─── Items ───

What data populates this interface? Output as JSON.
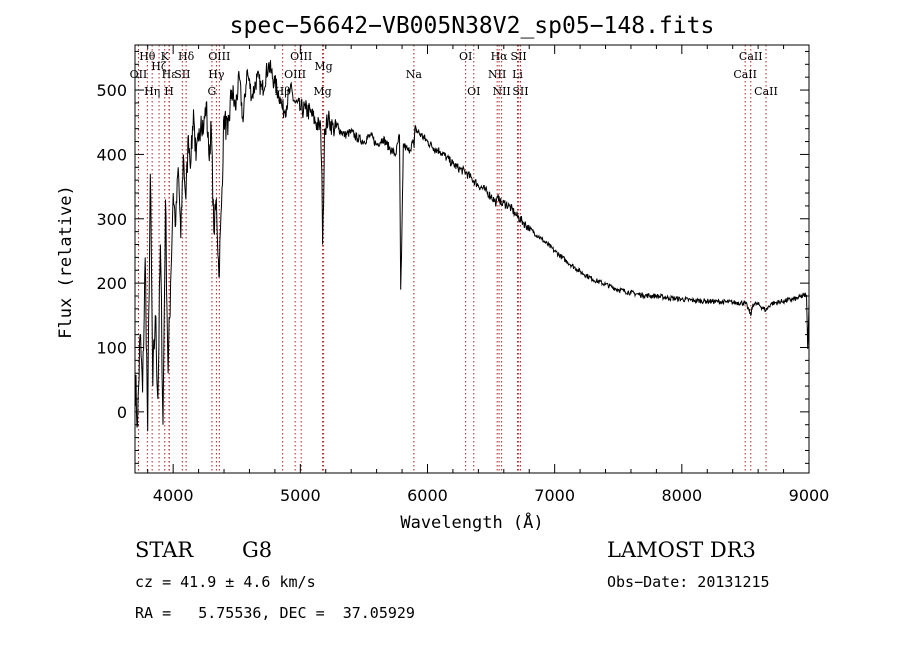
{
  "chart_data": {
    "type": "line",
    "title": "spec−56642−VB005N38V2_sp05−148.fits",
    "xlabel": "Wavelength (Å)",
    "ylabel": "Flux (relative)",
    "xlim": [
      3700,
      9000
    ],
    "ylim": [
      -95,
      570
    ],
    "xticks": [
      4000,
      5000,
      6000,
      7000,
      8000,
      9000
    ],
    "yticks": [
      0,
      100,
      200,
      300,
      400,
      500
    ],
    "grid": false,
    "series": [
      {
        "name": "Flux",
        "x": [
          3700,
          3720,
          3740,
          3760,
          3780,
          3800,
          3820,
          3840,
          3860,
          3880,
          3900,
          3920,
          3940,
          3960,
          3980,
          4000,
          4020,
          4040,
          4060,
          4080,
          4100,
          4120,
          4140,
          4160,
          4180,
          4200,
          4220,
          4240,
          4260,
          4280,
          4300,
          4320,
          4340,
          4360,
          4380,
          4400,
          4430,
          4460,
          4490,
          4520,
          4550,
          4580,
          4620,
          4660,
          4700,
          4750,
          4800,
          4840,
          4860,
          4880,
          4920,
          4960,
          5000,
          5040,
          5080,
          5120,
          5160,
          5170,
          5175,
          5183,
          5190,
          5220,
          5260,
          5300,
          5350,
          5400,
          5450,
          5500,
          5550,
          5600,
          5650,
          5700,
          5750,
          5780,
          5789,
          5796,
          5810,
          5850,
          5890,
          5895,
          5900,
          5950,
          6000,
          6050,
          6100,
          6150,
          6200,
          6250,
          6300,
          6350,
          6400,
          6450,
          6500,
          6540,
          6563,
          6580,
          6600,
          6650,
          6700,
          6750,
          6800,
          6900,
          7000,
          7100,
          7200,
          7300,
          7400,
          7500,
          7600,
          7700,
          7800,
          7900,
          8000,
          8100,
          8200,
          8300,
          8400,
          8498,
          8520,
          8542,
          8560,
          8600,
          8662,
          8700,
          8800,
          8900,
          8980,
          8990,
          9000
        ],
        "values": [
          60,
          -20,
          120,
          30,
          240,
          -30,
          370,
          40,
          150,
          20,
          260,
          -20,
          330,
          60,
          200,
          340,
          290,
          380,
          270,
          400,
          330,
          430,
          390,
          470,
          390,
          420,
          460,
          440,
          480,
          400,
          440,
          280,
          330,
          210,
          320,
          460,
          430,
          500,
          470,
          520,
          450,
          530,
          490,
          520,
          500,
          540,
          510,
          490,
          470,
          470,
          500,
          480,
          470,
          470,
          465,
          450,
          440,
          370,
          260,
          320,
          440,
          455,
          440,
          440,
          430,
          435,
          425,
          420,
          430,
          415,
          425,
          410,
          400,
          430,
          190,
          240,
          415,
          405,
          420,
          410,
          440,
          430,
          420,
          410,
          405,
          395,
          385,
          378,
          372,
          362,
          352,
          345,
          335,
          325,
          335,
          322,
          325,
          318,
          305,
          295,
          285,
          268,
          250,
          233,
          218,
          206,
          198,
          190,
          185,
          181,
          180,
          177,
          175,
          173,
          172,
          171,
          170,
          169,
          162,
          150,
          168,
          167,
          158,
          168,
          172,
          176,
          182,
          98,
          168
        ]
      }
    ]
  },
  "spectral_lines": [
    {
      "name": "Hθ",
      "wavelength": 3797,
      "row": 1
    },
    {
      "name": "K",
      "wavelength": 3934,
      "row": 1
    },
    {
      "name": "Hδ",
      "wavelength": 4102,
      "row": 1
    },
    {
      "name": "OIII",
      "wavelength": 4363,
      "row": 1
    },
    {
      "name": "OIII",
      "wavelength": 5007,
      "row": 1
    },
    {
      "name": "OI",
      "wavelength": 6300,
      "row": 1
    },
    {
      "name": "Hα",
      "wavelength": 6563,
      "row": 1
    },
    {
      "name": "SII",
      "wavelength": 6717,
      "row": 1
    },
    {
      "name": "CaII",
      "wavelength": 8542,
      "row": 1
    },
    {
      "name": "OII",
      "wavelength": 3727,
      "row": 2
    },
    {
      "name": "Hε",
      "wavelength": 3970,
      "row": 2
    },
    {
      "name": "SII",
      "wavelength": 4072,
      "row": 2
    },
    {
      "name": "Hγ",
      "wavelength": 4340,
      "row": 2
    },
    {
      "name": "OIII",
      "wavelength": 4959,
      "row": 2
    },
    {
      "name": "Na",
      "wavelength": 5893,
      "row": 2
    },
    {
      "name": "NII",
      "wavelength": 6548,
      "row": 2
    },
    {
      "name": "Li",
      "wavelength": 6708,
      "row": 2
    },
    {
      "name": "CaII",
      "wavelength": 8498,
      "row": 2
    },
    {
      "name": "Hη",
      "wavelength": 3835,
      "row": 3
    },
    {
      "name": "H",
      "wavelength": 3968,
      "row": 3
    },
    {
      "name": "G",
      "wavelength": 4305,
      "row": 3
    },
    {
      "name": "Hβ",
      "wavelength": 4861,
      "row": 3
    },
    {
      "name": "Mg",
      "wavelength": 5175,
      "row": 3
    },
    {
      "name": "OI",
      "wavelength": 6364,
      "row": 3
    },
    {
      "name": "NII",
      "wavelength": 6583,
      "row": 3
    },
    {
      "name": "SII",
      "wavelength": 6731,
      "row": 3
    },
    {
      "name": "CaII",
      "wavelength": 8662,
      "row": 3
    },
    {
      "name": "Hζ",
      "wavelength": 3889,
      "row": 0
    },
    {
      "name": "Mg",
      "wavelength": 5183,
      "row": 0
    }
  ],
  "colors": {
    "line_marker": "#b22222",
    "spectrum": "#000000",
    "axes": "#000000"
  },
  "info": {
    "class": "STAR",
    "subclass": "G8",
    "survey": "LAMOST DR3",
    "cz": "cz = 41.9 ± 4.6 km/s",
    "obs_date": "Obs−Date: 20131215",
    "coords": "RA =   5.75536, DEC =  37.05929"
  }
}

───

__Prompt__. Omit any images, then output the listing exactly.

__Response to this task__.
What data populates this interface? Output as JSON.
{
  "chart_data": {
    "type": "line",
    "title": "spec−56642−VB005N38V2_sp05−148.fits",
    "xlabel": "Wavelength (Å)",
    "ylabel": "Flux (relative)",
    "xlim": [
      3700,
      9000
    ],
    "ylim": [
      -95,
      570
    ],
    "xticks": [
      4000,
      5000,
      6000,
      7000,
      8000,
      9000
    ],
    "yticks": [
      0,
      100,
      200,
      300,
      400,
      500
    ],
    "grid": false,
    "series": [
      {
        "name": "Flux",
        "x": [
          3700,
          3720,
          3740,
          3760,
          3780,
          3800,
          3820,
          3840,
          3860,
          3880,
          3900,
          3920,
          3940,
          3960,
          3980,
          4000,
          4020,
          4040,
          4060,
          4080,
          4100,
          4120,
          4140,
          4160,
          4180,
          4200,
          4220,
          4240,
          4260,
          4280,
          4300,
          4320,
          4340,
          4360,
          4380,
          4400,
          4430,
          4460,
          4490,
          4520,
          4550,
          4580,
          4620,
          4660,
          4700,
          4750,
          4800,
          4840,
          4860,
          4880,
          4920,
          4960,
          5000,
          5040,
          5080,
          5120,
          5160,
          5170,
          5175,
          5183,
          5190,
          5220,
          5260,
          5300,
          5350,
          5400,
          5450,
          5500,
          5550,
          5600,
          5650,
          5700,
          5750,
          5780,
          5789,
          5796,
          5810,
          5850,
          5890,
          5895,
          5900,
          5950,
          6000,
          6050,
          6100,
          6150,
          6200,
          6250,
          6300,
          6350,
          6400,
          6450,
          6500,
          6540,
          6563,
          6580,
          6600,
          6650,
          6700,
          6750,
          6800,
          6900,
          7000,
          7100,
          7200,
          7300,
          7400,
          7500,
          7600,
          7700,
          7800,
          7900,
          8000,
          8100,
          8200,
          8300,
          8400,
          8498,
          8520,
          8542,
          8560,
          8600,
          8662,
          8700,
          8800,
          8900,
          8980,
          8990,
          9000
        ],
        "values": [
          60,
          -20,
          120,
          30,
          240,
          -30,
          370,
          40,
          150,
          20,
          260,
          -20,
          330,
          60,
          200,
          340,
          290,
          380,
          270,
          400,
          330,
          430,
          390,
          470,
          390,
          420,
          460,
          440,
          480,
          400,
          440,
          280,
          330,
          210,
          320,
          460,
          430,
          500,
          470,
          520,
          450,
          530,
          490,
          520,
          500,
          540,
          510,
          490,
          470,
          470,
          500,
          480,
          470,
          470,
          465,
          450,
          440,
          370,
          260,
          320,
          440,
          455,
          440,
          440,
          430,
          435,
          425,
          420,
          430,
          415,
          425,
          410,
          400,
          430,
          190,
          240,
          415,
          405,
          420,
          410,
          440,
          430,
          420,
          410,
          405,
          395,
          385,
          378,
          372,
          362,
          352,
          345,
          335,
          325,
          335,
          322,
          325,
          318,
          305,
          295,
          285,
          268,
          250,
          233,
          218,
          206,
          198,
          190,
          185,
          181,
          180,
          177,
          175,
          173,
          172,
          171,
          170,
          169,
          162,
          150,
          168,
          167,
          158,
          168,
          172,
          176,
          182,
          98,
          168
        ]
      }
    ]
  },
  "spectral_lines": [
    {
      "name": "Hθ",
      "wavelength": 3797,
      "row": 1
    },
    {
      "name": "K",
      "wavelength": 3934,
      "row": 1
    },
    {
      "name": "Hδ",
      "wavelength": 4102,
      "row": 1
    },
    {
      "name": "OIII",
      "wavelength": 4363,
      "row": 1
    },
    {
      "name": "OIII",
      "wavelength": 5007,
      "row": 1
    },
    {
      "name": "OI",
      "wavelength": 6300,
      "row": 1
    },
    {
      "name": "Hα",
      "wavelength": 6563,
      "row": 1
    },
    {
      "name": "SII",
      "wavelength": 6717,
      "row": 1
    },
    {
      "name": "CaII",
      "wavelength": 8542,
      "row": 1
    },
    {
      "name": "OII",
      "wavelength": 3727,
      "row": 2
    },
    {
      "name": "Hε",
      "wavelength": 3970,
      "row": 2
    },
    {
      "name": "SII",
      "wavelength": 4072,
      "row": 2
    },
    {
      "name": "Hγ",
      "wavelength": 4340,
      "row": 2
    },
    {
      "name": "OIII",
      "wavelength": 4959,
      "row": 2
    },
    {
      "name": "Na",
      "wavelength": 5893,
      "row": 2
    },
    {
      "name": "NII",
      "wavelength": 6548,
      "row": 2
    },
    {
      "name": "Li",
      "wavelength": 6708,
      "row": 2
    },
    {
      "name": "CaII",
      "wavelength": 8498,
      "row": 2
    },
    {
      "name": "Hη",
      "wavelength": 3835,
      "row": 3
    },
    {
      "name": "H",
      "wavelength": 3968,
      "row": 3
    },
    {
      "name": "G",
      "wavelength": 4305,
      "row": 3
    },
    {
      "name": "Hβ",
      "wavelength": 4861,
      "row": 3
    },
    {
      "name": "Mg",
      "wavelength": 5175,
      "row": 3
    },
    {
      "name": "OI",
      "wavelength": 6364,
      "row": 3
    },
    {
      "name": "NII",
      "wavelength": 6583,
      "row": 3
    },
    {
      "name": "SII",
      "wavelength": 6731,
      "row": 3
    },
    {
      "name": "CaII",
      "wavelength": 8662,
      "row": 3
    },
    {
      "name": "Hζ",
      "wavelength": 3889,
      "row": 0
    },
    {
      "name": "Mg",
      "wavelength": 5183,
      "row": 0
    }
  ],
  "colors": {
    "line_marker": "#b22222",
    "spectrum": "#000000",
    "axes": "#000000"
  },
  "info": {
    "class": "STAR",
    "subclass": "G8",
    "survey": "LAMOST DR3",
    "cz": "cz = 41.9 ± 4.6 km/s",
    "obs_date": "Obs−Date: 20131215",
    "coords": "RA =   5.75536, DEC =  37.05929"
  }
}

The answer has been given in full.